◆ DO THIS
Set down all of the data that follows word for word, without the images.

◆ TASK MATERIAL
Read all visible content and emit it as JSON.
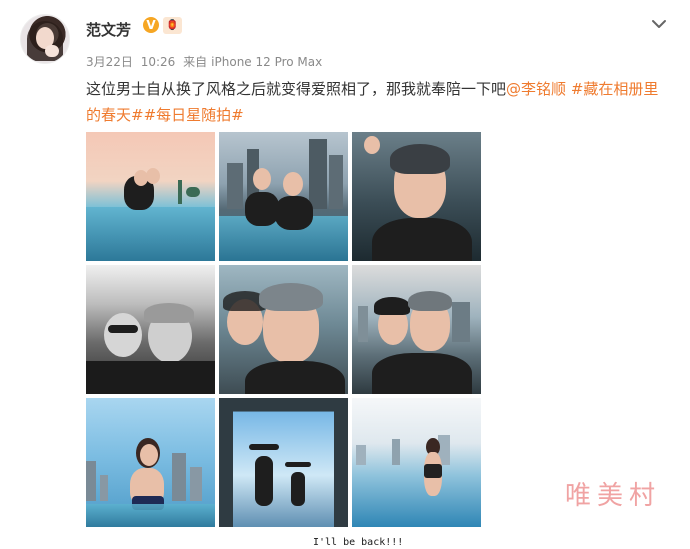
{
  "post": {
    "username": "范文芳",
    "verified_badge": "V",
    "level_badge": "🏮",
    "date": "3月22日",
    "time": "10:26",
    "source_prefix": "来自",
    "source_device": "iPhone 12 Pro Max",
    "text_main": "这位男士自从换了风格之后就变得爱照相了，那我就奉陪一下吧",
    "mention": "@李铭顺",
    "tag1": "#藏在相册里的春天#",
    "tag2": "#每日星随拍#",
    "photo_caption": "I'll be back!!!",
    "watermark": "唯美村"
  },
  "icons": {
    "menu": "chevron-down-icon",
    "verified": "verified-v-icon",
    "level": "level-badge-icon"
  },
  "colors": {
    "link": "#ef7b2f",
    "meta": "#8a8a8a",
    "badge": "#f6a623",
    "watermark": "#f0a3a3"
  }
}
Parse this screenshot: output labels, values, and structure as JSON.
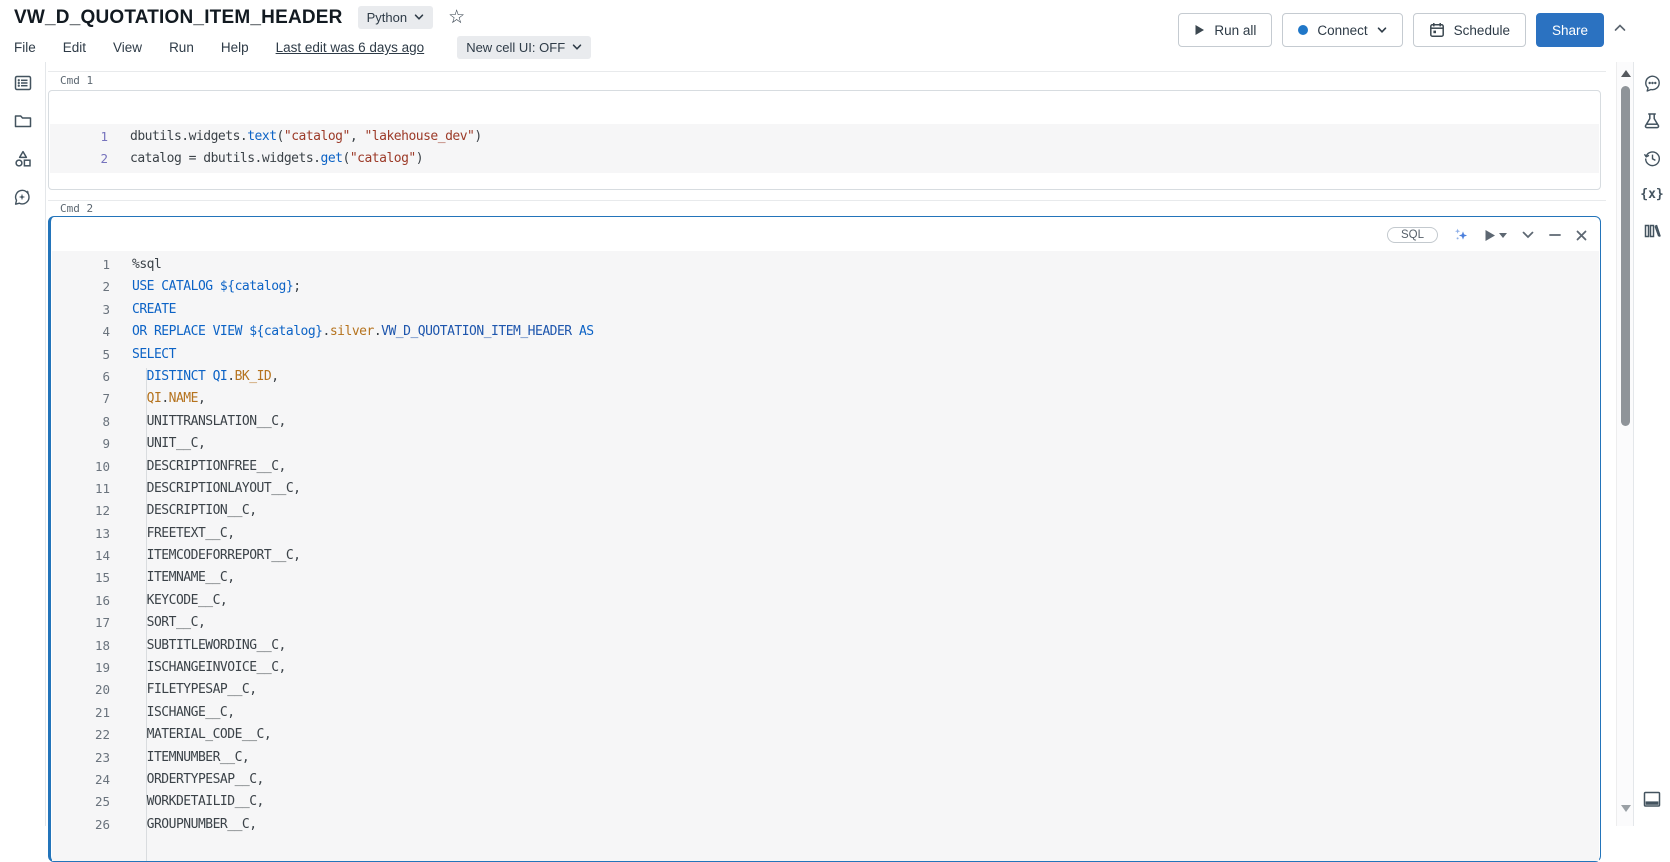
{
  "header": {
    "title": "VW_D_QUOTATION_ITEM_HEADER",
    "language": "Python",
    "star": "☆",
    "menu": [
      "File",
      "Edit",
      "View",
      "Run",
      "Help"
    ],
    "last_edit": "Last edit was 6 days ago",
    "new_cell_ui": "New cell UI: OFF",
    "actions": {
      "run_all": "Run all",
      "connect": "Connect",
      "schedule": "Schedule",
      "share": "Share"
    }
  },
  "sidebar_left": {
    "items": [
      "table-of-contents",
      "folder",
      "catalog-shapes",
      "assistant"
    ]
  },
  "sidebar_right": {
    "items": [
      "comments",
      "experiments",
      "version-history",
      "variables",
      "libraries",
      "bottom-panel"
    ],
    "variables_glyph": "{x}"
  },
  "colors": {
    "selected_cell_border": "#2374ba",
    "share_button": "#2b72c1",
    "connect_dot": "#2077c8",
    "keyword_blue": "#0c63c6",
    "identifier_orange": "#b5731e",
    "string_red": "#9c3a28",
    "code_default": "#3b4248"
  },
  "cells": [
    {
      "label": "Cmd 1",
      "language": "python",
      "lines": [
        [
          [
            "d",
            "dbutils.widgets."
          ],
          [
            "k",
            "text"
          ],
          [
            "d",
            "("
          ],
          [
            "s",
            "\"catalog\""
          ],
          [
            "d",
            ", "
          ],
          [
            "s",
            "\"lakehouse_dev\""
          ],
          [
            "d",
            ")"
          ]
        ],
        [
          [
            "d",
            "catalog = dbutils.widgets."
          ],
          [
            "k",
            "get"
          ],
          [
            "d",
            "("
          ],
          [
            "s",
            "\"catalog\""
          ],
          [
            "d",
            ")"
          ]
        ]
      ]
    },
    {
      "label": "Cmd 2",
      "language_badge": "SQL",
      "selected": true,
      "lines": [
        [
          [
            "d",
            "%sql"
          ]
        ],
        [
          [
            "k",
            "USE CATALOG"
          ],
          [
            "d",
            " "
          ],
          [
            "k",
            "${catalog}"
          ],
          [
            "d",
            ";"
          ]
        ],
        [
          [
            "k",
            "CREATE"
          ]
        ],
        [
          [
            "k",
            "OR REPLACE VIEW"
          ],
          [
            "d",
            " "
          ],
          [
            "k",
            "${catalog}"
          ],
          [
            "d",
            "."
          ],
          [
            "o",
            "silver"
          ],
          [
            "d",
            "."
          ],
          [
            "n",
            "VW_D_QUOTATION_ITEM_HEADER"
          ],
          [
            "d",
            " "
          ],
          [
            "k",
            "AS"
          ]
        ],
        [
          [
            "k",
            "SELECT"
          ]
        ],
        [
          [
            "d",
            "  "
          ],
          [
            "k",
            "DISTINCT"
          ],
          [
            "d",
            " "
          ],
          [
            "k",
            "QI"
          ],
          [
            "d",
            "."
          ],
          [
            "o",
            "BK_ID"
          ],
          [
            "d",
            ","
          ]
        ],
        [
          [
            "d",
            "  "
          ],
          [
            "o",
            "QI"
          ],
          [
            "d",
            "."
          ],
          [
            "o",
            "NAME"
          ],
          [
            "d",
            ","
          ]
        ],
        [
          [
            "d",
            "  UNITTRANSLATION__C,"
          ]
        ],
        [
          [
            "d",
            "  UNIT__C,"
          ]
        ],
        [
          [
            "d",
            "  DESCRIPTIONFREE__C,"
          ]
        ],
        [
          [
            "d",
            "  DESCRIPTIONLAYOUT__C,"
          ]
        ],
        [
          [
            "d",
            "  DESCRIPTION__C,"
          ]
        ],
        [
          [
            "d",
            "  FREETEXT__C,"
          ]
        ],
        [
          [
            "d",
            "  ITEMCODEFORREPORT__C,"
          ]
        ],
        [
          [
            "d",
            "  ITEMNAME__C,"
          ]
        ],
        [
          [
            "d",
            "  KEYCODE__C,"
          ]
        ],
        [
          [
            "d",
            "  SORT__C,"
          ]
        ],
        [
          [
            "d",
            "  SUBTITLEWORDING__C,"
          ]
        ],
        [
          [
            "d",
            "  ISCHANGEINVOICE__C,"
          ]
        ],
        [
          [
            "d",
            "  FILETYPESAP__C,"
          ]
        ],
        [
          [
            "d",
            "  ISCHANGE__C,"
          ]
        ],
        [
          [
            "d",
            "  MATERIAL_CODE__C,"
          ]
        ],
        [
          [
            "d",
            "  ITEMNUMBER__C,"
          ]
        ],
        [
          [
            "d",
            "  ORDERTYPESAP__C,"
          ]
        ],
        [
          [
            "d",
            "  WORKDETAILID__C,"
          ]
        ],
        [
          [
            "d",
            "  GROUPNUMBER__C,"
          ]
        ]
      ]
    }
  ]
}
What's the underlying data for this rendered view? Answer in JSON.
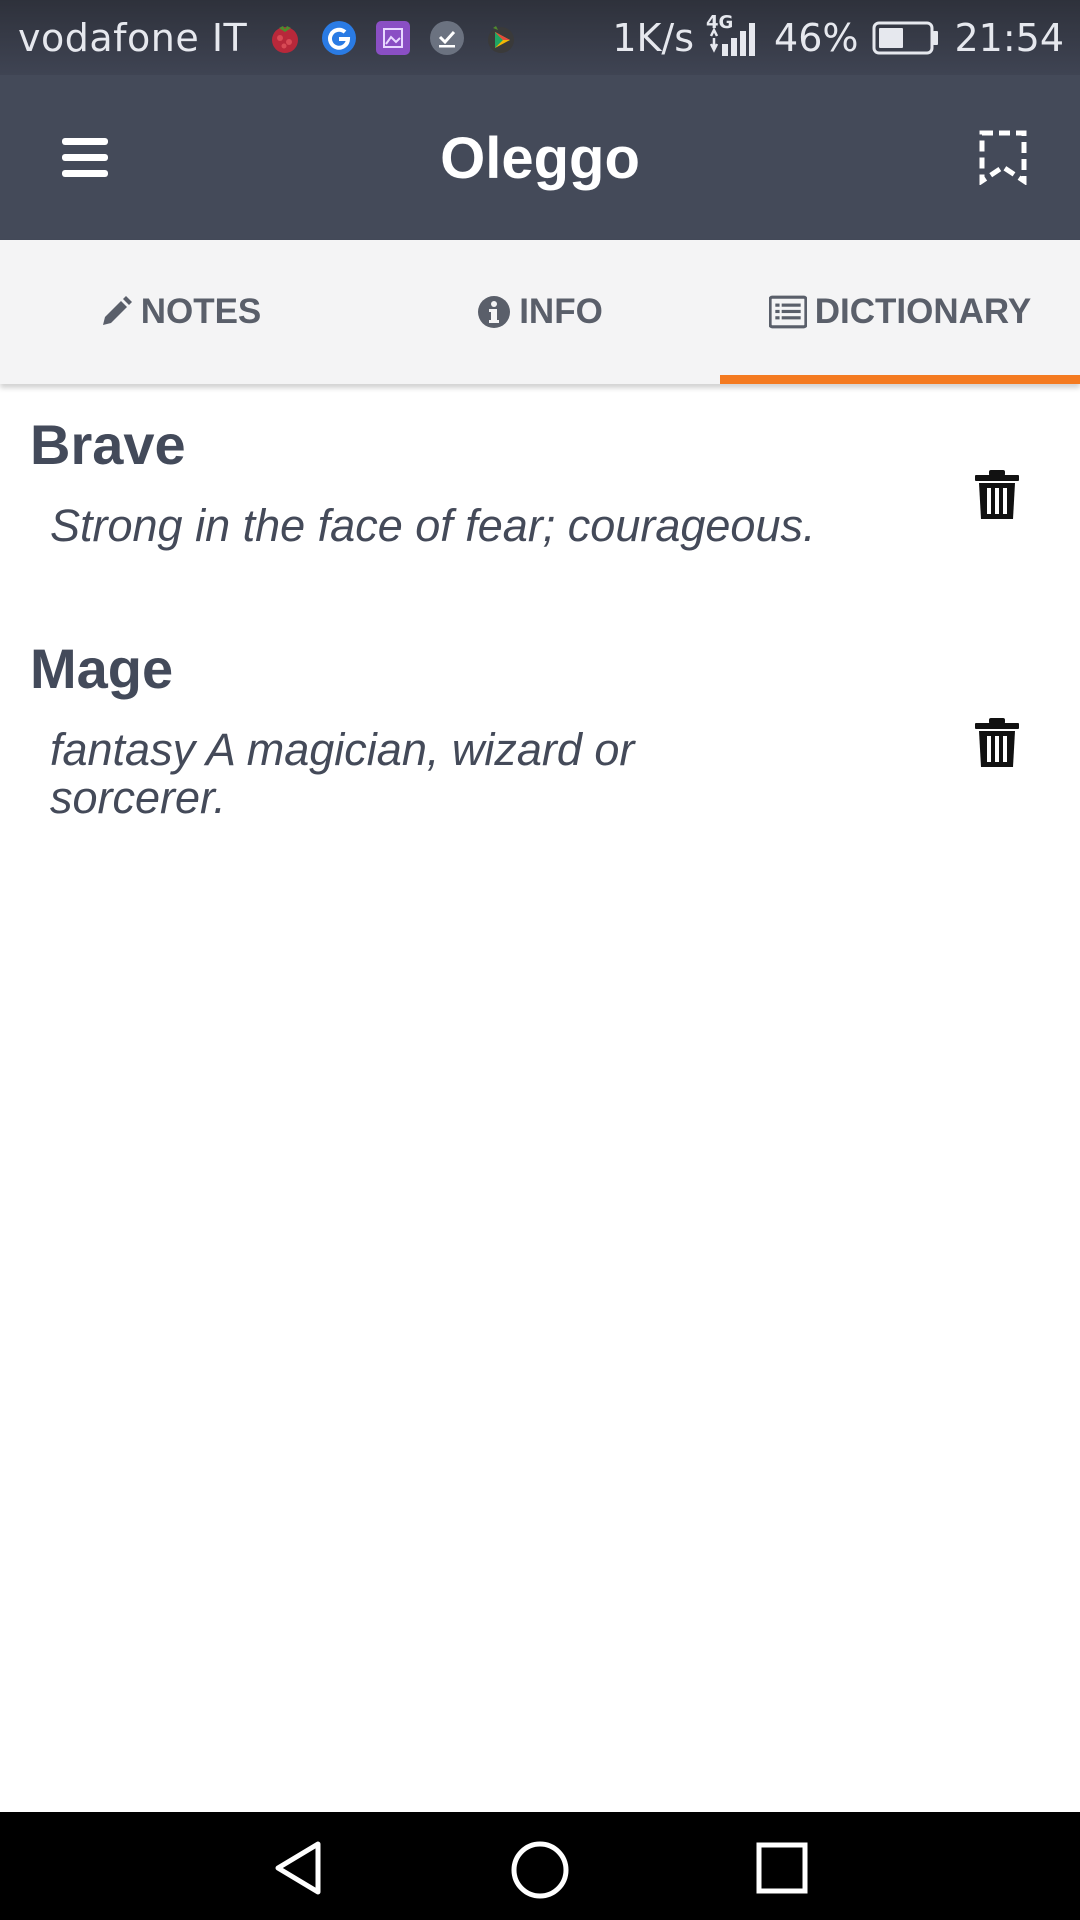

◆ CORRECT RESULT
Read all visible content and emit it as JSON.
{
  "post": {
    "username": "范文芳",
    "verified_badge": "V",
    "level_badge": "🏮",
    "date": "3月22日",
    "time": "10:26",
    "source_prefix": "来自",
    "source_device": "iPhone 12 Pro Max",
    "text_main": "这位男士自从换了风格之后就变得爱照相了，那我就奉陪一下吧",
    "mention": "@李铭顺",
    "tag1": "#藏在相册里的春天#",
    "tag2": "#每日星随拍#",
    "photo_caption": "I'll be back!!!",
    "watermark": "唯美村"
  },
  "icons": {
    "menu": "chevron-down-icon",
    "verified": "verified-v-icon",
    "level": "level-badge-icon"
  },
  "colors": {
    "link": "#ef7b2f",
    "meta": "#8a8a8a",
    "badge": "#f6a623",
    "watermark": "#f0a3a3"
  }
}
Parse this screenshot: output labels, values, and structure as JSON.
{
  "header": {
    "title": "VW_D_QUOTATION_ITEM_HEADER",
    "language": "Python",
    "star": "☆",
    "menu": [
      "File",
      "Edit",
      "View",
      "Run",
      "Help"
    ],
    "last_edit": "Last edit was 6 days ago",
    "new_cell_ui": "New cell UI: OFF",
    "actions": {
      "run_all": "Run all",
      "connect": "Connect",
      "schedule": "Schedule",
      "share": "Share"
    }
  },
  "sidebar_left": {
    "items": [
      "table-of-contents",
      "folder",
      "catalog-shapes",
      "assistant"
    ]
  },
  "sidebar_right": {
    "items": [
      "comments",
      "experiments",
      "version-history",
      "variables",
      "libraries",
      "bottom-panel"
    ],
    "variables_glyph": "{x}"
  },
  "colors": {
    "selected_cell_border": "#2374ba",
    "share_button": "#2b72c1",
    "connect_dot": "#2077c8",
    "keyword_blue": "#0c63c6",
    "identifier_orange": "#b5731e",
    "string_red": "#9c3a28",
    "code_default": "#3b4248"
  },
  "cells": [
    {
      "label": "Cmd 1",
      "language": "python",
      "lines": [
        [
          [
            "d",
            "dbutils.widgets."
          ],
          [
            "k",
            "text"
          ],
          [
            "d",
            "("
          ],
          [
            "s",
            "\"catalog\""
          ],
          [
            "d",
            ", "
          ],
          [
            "s",
            "\"lakehouse_dev\""
          ],
          [
            "d",
            ")"
          ]
        ],
        [
          [
            "d",
            "catalog = dbutils.widgets."
          ],
          [
            "k",
            "get"
          ],
          [
            "d",
            "("
          ],
          [
            "s",
            "\"catalog\""
          ],
          [
            "d",
            ")"
          ]
        ]
      ]
    },
    {
      "label": "Cmd 2",
      "language_badge": "SQL",
      "selected": true,
      "lines": [
        [
          [
            "d",
            "%sql"
          ]
        ],
        [
          [
            "k",
            "USE CATALOG"
          ],
          [
            "d",
            " "
          ],
          [
            "k",
            "${catalog}"
          ],
          [
            "d",
            ";"
          ]
        ],
        [
          [
            "k",
            "CREATE"
          ]
        ],
        [
          [
            "k",
            "OR REPLACE VIEW"
          ],
          [
            "d",
            " "
          ],
          [
            "k",
            "${catalog}"
          ],
          [
            "d",
            "."
          ],
          [
            "o",
            "silver"
          ],
          [
            "d",
            "."
          ],
          [
            "n",
            "VW_D_QUOTATION_ITEM_HEADER"
          ],
          [
            "d",
            " "
          ],
          [
            "k",
            "AS"
          ]
        ],
        [
          [
            "k",
            "SELECT"
          ]
        ],
        [
          [
            "d",
            "  "
          ],
          [
            "k",
            "DISTINCT"
          ],
          [
            "d",
            " "
          ],
          [
            "k",
            "QI"
          ],
          [
            "d",
            "."
          ],
          [
            "o",
            "BK_ID"
          ],
          [
            "d",
            ","
          ]
        ],
        [
          [
            "d",
            "  "
          ],
          [
            "o",
            "QI"
          ],
          [
            "d",
            "."
          ],
          [
            "o",
            "NAME"
          ],
          [
            "d",
            ","
          ]
        ],
        [
          [
            "d",
            "  UNITTRANSLATION__C,"
          ]
        ],
        [
          [
            "d",
            "  UNIT__C,"
          ]
        ],
        [
          [
            "d",
            "  DESCRIPTIONFREE__C,"
          ]
        ],
        [
          [
            "d",
            "  DESCRIPTIONLAYOUT__C,"
          ]
        ],
        [
          [
            "d",
            "  DESCRIPTION__C,"
          ]
        ],
        [
          [
            "d",
            "  FREETEXT__C,"
          ]
        ],
        [
          [
            "d",
            "  ITEMCODEFORREPORT__C,"
          ]
        ],
        [
          [
            "d",
            "  ITEMNAME__C,"
          ]
        ],
        [
          [
            "d",
            "  KEYCODE__C,"
          ]
        ],
        [
          [
            "d",
            "  SORT__C,"
          ]
        ],
        [
          [
            "d",
            "  SUBTITLEWORDING__C,"
          ]
        ],
        [
          [
            "d",
            "  ISCHANGEINVOICE__C,"
          ]
        ],
        [
          [
            "d",
            "  FILETYPESAP__C,"
          ]
        ],
        [
          [
            "d",
            "  ISCHANGE__C,"
          ]
        ],
        [
          [
            "d",
            "  MATERIAL_CODE__C,"
          ]
        ],
        [
          [
            "d",
            "  ITEMNUMBER__C,"
          ]
        ],
        [
          [
            "d",
            "  ORDERTYPESAP__C,"
          ]
        ],
        [
          [
            "d",
            "  WORKDETAILID__C,"
          ]
        ],
        [
          [
            "d",
            "  GROUPNUMBER__C,"
          ]
        ]
      ]
    }
  ]
}
What's the underlying data for this rendered view? Answer in JSON.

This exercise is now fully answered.